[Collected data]
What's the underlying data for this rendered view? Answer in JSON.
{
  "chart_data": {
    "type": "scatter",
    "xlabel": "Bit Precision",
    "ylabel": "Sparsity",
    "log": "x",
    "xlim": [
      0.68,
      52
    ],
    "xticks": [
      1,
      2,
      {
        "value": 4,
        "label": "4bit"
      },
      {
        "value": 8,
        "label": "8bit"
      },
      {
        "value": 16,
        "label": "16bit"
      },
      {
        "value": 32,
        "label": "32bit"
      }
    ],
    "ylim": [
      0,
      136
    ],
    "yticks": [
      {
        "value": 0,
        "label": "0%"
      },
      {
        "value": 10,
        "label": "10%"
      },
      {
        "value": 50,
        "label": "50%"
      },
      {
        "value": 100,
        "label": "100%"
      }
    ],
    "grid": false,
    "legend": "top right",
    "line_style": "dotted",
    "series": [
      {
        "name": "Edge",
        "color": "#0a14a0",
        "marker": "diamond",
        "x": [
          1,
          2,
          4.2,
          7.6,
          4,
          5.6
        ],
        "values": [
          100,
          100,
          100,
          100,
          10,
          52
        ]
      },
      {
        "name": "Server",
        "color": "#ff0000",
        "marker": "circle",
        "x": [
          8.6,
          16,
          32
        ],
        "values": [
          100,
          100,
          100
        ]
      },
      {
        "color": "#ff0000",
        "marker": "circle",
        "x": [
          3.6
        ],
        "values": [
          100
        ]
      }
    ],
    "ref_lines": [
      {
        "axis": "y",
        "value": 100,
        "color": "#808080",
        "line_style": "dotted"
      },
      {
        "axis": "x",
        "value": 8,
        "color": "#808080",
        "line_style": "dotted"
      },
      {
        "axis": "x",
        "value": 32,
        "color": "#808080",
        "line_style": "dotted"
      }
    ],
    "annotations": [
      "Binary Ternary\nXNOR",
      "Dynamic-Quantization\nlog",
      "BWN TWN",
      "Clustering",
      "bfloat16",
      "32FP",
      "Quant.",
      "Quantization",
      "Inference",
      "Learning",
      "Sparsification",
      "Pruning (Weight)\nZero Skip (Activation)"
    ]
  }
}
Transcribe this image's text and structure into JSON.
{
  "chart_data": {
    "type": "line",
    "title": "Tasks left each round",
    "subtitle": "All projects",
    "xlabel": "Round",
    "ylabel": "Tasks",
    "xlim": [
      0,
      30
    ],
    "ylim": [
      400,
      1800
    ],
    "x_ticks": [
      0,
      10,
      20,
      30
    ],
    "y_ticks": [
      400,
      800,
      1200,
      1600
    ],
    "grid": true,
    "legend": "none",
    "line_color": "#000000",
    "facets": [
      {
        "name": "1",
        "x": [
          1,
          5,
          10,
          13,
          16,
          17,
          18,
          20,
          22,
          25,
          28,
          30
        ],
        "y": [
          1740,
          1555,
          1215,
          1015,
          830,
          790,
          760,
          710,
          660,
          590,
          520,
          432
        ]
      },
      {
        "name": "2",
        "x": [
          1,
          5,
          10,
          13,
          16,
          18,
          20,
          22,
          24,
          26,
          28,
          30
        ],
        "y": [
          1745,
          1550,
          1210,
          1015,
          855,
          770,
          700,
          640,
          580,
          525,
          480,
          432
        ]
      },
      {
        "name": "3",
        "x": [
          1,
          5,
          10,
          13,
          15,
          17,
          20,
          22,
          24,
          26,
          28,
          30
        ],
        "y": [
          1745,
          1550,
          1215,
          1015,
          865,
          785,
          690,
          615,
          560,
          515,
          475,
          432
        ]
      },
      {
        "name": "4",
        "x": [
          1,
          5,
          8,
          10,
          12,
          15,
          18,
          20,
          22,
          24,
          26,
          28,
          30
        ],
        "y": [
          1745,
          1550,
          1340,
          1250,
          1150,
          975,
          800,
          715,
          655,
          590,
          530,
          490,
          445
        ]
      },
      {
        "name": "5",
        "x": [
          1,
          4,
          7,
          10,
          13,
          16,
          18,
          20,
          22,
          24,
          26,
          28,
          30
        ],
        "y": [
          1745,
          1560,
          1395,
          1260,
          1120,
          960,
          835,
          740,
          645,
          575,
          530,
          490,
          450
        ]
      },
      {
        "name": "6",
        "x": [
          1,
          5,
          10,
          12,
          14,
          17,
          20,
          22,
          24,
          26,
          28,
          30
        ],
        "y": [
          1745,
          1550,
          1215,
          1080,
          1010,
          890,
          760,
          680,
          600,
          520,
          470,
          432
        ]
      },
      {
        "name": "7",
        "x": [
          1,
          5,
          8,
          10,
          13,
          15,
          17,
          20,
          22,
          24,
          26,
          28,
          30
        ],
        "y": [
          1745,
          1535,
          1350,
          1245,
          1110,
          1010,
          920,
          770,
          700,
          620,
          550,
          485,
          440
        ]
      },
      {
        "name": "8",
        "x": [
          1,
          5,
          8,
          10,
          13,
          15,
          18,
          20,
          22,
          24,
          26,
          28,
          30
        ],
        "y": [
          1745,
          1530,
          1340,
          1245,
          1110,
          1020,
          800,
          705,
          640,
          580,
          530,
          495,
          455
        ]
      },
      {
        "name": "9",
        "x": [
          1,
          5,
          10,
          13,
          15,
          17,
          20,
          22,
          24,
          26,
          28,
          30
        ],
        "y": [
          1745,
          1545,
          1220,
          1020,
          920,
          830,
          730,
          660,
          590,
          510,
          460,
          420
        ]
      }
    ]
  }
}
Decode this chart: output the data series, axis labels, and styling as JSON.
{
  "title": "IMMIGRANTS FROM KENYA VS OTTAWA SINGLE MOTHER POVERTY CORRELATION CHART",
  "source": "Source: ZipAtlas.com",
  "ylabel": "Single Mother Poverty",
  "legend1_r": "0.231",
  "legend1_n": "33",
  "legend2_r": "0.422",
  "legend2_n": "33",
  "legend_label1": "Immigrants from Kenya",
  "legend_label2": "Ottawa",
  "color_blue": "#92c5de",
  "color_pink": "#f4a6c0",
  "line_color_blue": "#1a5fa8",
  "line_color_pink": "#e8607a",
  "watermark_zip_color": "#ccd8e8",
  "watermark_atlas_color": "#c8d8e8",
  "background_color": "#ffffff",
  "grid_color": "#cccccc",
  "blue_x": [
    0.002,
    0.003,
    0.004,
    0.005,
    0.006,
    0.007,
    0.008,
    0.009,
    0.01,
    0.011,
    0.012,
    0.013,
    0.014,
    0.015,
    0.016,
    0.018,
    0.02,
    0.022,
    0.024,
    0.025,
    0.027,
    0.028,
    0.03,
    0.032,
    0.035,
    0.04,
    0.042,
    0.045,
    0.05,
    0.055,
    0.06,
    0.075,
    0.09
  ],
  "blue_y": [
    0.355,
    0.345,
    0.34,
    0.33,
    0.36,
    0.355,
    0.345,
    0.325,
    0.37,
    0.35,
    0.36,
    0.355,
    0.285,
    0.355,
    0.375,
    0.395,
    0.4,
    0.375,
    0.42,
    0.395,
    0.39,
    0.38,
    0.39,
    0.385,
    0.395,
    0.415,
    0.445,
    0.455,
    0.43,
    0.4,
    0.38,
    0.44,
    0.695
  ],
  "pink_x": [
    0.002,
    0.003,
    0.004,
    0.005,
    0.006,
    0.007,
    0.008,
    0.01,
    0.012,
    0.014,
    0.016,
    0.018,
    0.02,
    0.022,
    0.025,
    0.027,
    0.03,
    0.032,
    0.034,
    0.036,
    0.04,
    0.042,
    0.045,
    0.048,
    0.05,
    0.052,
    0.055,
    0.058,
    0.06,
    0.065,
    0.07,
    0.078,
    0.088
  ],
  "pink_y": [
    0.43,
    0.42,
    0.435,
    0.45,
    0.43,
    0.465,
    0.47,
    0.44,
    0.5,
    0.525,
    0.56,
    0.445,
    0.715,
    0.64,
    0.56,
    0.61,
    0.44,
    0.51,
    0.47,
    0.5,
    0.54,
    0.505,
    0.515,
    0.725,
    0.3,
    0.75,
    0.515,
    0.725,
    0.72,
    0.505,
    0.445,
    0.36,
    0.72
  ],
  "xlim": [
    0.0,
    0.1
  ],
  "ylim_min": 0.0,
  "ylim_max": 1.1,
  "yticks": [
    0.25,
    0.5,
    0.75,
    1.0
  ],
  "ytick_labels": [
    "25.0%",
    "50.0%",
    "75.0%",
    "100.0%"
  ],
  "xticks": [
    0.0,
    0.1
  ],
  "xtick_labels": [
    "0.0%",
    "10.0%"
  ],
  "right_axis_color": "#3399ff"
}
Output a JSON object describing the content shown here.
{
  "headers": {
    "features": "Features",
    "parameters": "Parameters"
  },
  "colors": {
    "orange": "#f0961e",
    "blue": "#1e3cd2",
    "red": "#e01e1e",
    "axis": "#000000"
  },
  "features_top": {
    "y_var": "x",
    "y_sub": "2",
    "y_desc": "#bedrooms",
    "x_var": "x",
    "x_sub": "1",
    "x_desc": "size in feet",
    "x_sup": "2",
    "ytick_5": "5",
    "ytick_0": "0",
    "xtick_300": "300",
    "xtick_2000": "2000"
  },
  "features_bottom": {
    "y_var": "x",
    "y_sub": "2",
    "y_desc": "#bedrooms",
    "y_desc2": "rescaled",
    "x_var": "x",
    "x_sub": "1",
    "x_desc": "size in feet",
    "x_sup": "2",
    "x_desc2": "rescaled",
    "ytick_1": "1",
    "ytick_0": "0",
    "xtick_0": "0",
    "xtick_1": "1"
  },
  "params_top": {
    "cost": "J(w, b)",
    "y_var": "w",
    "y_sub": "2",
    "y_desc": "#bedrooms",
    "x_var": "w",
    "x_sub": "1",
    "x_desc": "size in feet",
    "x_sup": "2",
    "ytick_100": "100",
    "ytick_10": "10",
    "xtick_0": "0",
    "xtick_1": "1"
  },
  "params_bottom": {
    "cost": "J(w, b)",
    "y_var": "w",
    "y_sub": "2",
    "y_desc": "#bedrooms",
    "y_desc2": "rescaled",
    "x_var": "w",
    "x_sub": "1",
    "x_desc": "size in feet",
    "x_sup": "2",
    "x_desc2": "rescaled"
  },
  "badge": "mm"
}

# Set task:
Filter the records above for "series" and copy every matching line.

# Solved exercise:
    "series": [
Decode this chart: output the data series, axis labels, and styling as JSON.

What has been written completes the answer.